WRITTEN INSTRUCTION
From the material below, list every line containing "description".

(Figure dataset records)
_ _ _ _

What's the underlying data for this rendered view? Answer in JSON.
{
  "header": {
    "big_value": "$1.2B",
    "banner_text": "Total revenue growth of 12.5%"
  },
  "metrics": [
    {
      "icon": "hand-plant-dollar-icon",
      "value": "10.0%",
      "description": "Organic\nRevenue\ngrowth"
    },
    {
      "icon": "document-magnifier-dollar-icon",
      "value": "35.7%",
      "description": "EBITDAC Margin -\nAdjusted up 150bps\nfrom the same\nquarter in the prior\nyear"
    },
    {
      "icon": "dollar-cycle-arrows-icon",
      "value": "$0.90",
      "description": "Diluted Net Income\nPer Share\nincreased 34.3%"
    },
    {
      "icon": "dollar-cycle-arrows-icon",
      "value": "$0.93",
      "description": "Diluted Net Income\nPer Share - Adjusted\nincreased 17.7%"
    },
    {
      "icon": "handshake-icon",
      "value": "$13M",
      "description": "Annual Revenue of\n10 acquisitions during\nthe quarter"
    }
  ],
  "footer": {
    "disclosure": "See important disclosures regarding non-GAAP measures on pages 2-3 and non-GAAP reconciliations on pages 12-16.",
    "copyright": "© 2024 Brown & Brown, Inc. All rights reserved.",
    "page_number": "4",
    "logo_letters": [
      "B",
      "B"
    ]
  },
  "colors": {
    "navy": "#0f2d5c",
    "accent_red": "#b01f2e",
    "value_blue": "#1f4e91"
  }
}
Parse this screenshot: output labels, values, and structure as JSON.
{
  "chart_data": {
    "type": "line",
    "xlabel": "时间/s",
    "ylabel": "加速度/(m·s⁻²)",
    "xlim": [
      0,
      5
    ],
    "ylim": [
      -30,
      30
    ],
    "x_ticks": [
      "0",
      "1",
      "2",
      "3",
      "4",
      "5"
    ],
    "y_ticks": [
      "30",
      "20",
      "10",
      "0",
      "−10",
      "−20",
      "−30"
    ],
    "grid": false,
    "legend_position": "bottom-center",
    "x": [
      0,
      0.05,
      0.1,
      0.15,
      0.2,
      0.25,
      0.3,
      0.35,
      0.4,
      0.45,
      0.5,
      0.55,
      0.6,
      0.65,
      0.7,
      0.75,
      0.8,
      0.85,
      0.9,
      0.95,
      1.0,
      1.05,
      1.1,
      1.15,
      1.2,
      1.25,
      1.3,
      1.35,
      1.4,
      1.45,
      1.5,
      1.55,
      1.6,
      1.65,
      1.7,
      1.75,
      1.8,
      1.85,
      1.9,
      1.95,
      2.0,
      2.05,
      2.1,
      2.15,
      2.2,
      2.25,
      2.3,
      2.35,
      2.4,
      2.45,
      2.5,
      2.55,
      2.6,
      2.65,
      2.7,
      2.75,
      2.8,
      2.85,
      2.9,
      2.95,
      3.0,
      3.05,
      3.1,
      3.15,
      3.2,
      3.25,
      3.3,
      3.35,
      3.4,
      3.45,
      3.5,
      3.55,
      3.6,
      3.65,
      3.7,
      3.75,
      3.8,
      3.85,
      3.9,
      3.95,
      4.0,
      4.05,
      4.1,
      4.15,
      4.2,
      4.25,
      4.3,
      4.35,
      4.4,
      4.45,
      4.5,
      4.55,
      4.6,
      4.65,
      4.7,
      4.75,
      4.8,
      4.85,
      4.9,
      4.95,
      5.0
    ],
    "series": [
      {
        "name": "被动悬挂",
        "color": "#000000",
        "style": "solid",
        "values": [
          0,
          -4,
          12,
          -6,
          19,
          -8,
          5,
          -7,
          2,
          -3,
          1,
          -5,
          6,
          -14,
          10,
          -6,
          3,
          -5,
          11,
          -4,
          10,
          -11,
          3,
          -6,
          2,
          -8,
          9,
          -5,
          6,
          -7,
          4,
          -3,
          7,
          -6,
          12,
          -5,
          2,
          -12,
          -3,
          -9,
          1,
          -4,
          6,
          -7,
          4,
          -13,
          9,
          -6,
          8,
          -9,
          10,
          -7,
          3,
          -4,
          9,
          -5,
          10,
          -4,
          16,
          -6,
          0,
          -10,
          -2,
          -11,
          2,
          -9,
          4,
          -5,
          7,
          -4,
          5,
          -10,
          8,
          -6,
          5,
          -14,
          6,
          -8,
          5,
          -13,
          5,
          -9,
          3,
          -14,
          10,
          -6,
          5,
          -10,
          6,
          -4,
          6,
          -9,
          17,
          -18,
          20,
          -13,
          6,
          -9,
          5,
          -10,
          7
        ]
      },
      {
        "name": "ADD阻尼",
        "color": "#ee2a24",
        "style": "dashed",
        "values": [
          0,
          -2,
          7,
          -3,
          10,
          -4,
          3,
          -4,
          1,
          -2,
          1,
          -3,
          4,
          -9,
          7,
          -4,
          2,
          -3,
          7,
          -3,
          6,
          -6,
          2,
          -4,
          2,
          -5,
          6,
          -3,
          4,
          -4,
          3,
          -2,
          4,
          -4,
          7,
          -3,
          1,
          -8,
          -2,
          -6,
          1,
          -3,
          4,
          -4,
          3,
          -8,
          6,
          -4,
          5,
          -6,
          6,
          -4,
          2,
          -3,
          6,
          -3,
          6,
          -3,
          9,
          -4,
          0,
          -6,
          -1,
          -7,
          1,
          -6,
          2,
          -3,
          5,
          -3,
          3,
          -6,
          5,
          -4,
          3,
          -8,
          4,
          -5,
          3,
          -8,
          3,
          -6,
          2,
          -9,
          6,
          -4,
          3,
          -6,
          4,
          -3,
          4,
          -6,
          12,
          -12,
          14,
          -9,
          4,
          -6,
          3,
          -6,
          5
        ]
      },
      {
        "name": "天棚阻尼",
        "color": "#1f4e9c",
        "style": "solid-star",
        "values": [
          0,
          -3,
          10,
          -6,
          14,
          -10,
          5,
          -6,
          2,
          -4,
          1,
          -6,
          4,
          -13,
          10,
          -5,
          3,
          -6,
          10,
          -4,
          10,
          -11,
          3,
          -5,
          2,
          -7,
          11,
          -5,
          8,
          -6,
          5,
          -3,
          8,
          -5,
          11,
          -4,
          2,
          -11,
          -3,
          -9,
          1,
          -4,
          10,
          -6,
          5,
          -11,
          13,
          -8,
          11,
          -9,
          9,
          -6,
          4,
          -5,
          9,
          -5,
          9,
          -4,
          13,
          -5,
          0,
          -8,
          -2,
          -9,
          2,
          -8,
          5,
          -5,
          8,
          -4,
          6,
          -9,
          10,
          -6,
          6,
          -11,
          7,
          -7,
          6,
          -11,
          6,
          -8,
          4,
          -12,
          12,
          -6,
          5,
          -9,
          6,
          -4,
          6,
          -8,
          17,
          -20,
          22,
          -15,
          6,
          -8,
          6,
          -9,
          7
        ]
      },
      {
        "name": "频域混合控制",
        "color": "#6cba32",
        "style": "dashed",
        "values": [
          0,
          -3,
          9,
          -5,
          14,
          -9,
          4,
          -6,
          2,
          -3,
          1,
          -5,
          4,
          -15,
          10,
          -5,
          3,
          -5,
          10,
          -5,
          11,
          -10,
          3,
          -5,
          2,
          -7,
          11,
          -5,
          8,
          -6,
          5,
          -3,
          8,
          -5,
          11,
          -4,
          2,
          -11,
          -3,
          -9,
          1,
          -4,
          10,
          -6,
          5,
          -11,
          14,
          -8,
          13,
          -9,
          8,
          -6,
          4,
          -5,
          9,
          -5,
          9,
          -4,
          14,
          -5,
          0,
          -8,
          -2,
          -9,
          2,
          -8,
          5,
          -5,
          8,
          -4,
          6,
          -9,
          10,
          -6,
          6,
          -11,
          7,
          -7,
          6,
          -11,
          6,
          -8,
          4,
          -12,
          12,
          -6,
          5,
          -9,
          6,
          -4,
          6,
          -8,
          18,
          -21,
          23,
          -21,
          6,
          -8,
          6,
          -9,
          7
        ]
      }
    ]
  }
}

_ _ _ _

THE COMPLETED TASK
      "description": "Organic\nRevenue\ngrowth"
      "description": "EBITDAC Margin -\nAdjusted up 150bps\nfrom the same\nquarter in the prior\nyear"
      "description": "Diluted Net Income\nPer Share\nincreased 34.3%"
      "description": "Diluted Net Income\nPer Share - Adjusted\nincreased 17.7%"
      "description": "Annual Revenue of\n10 acquisitions during\nthe quarter"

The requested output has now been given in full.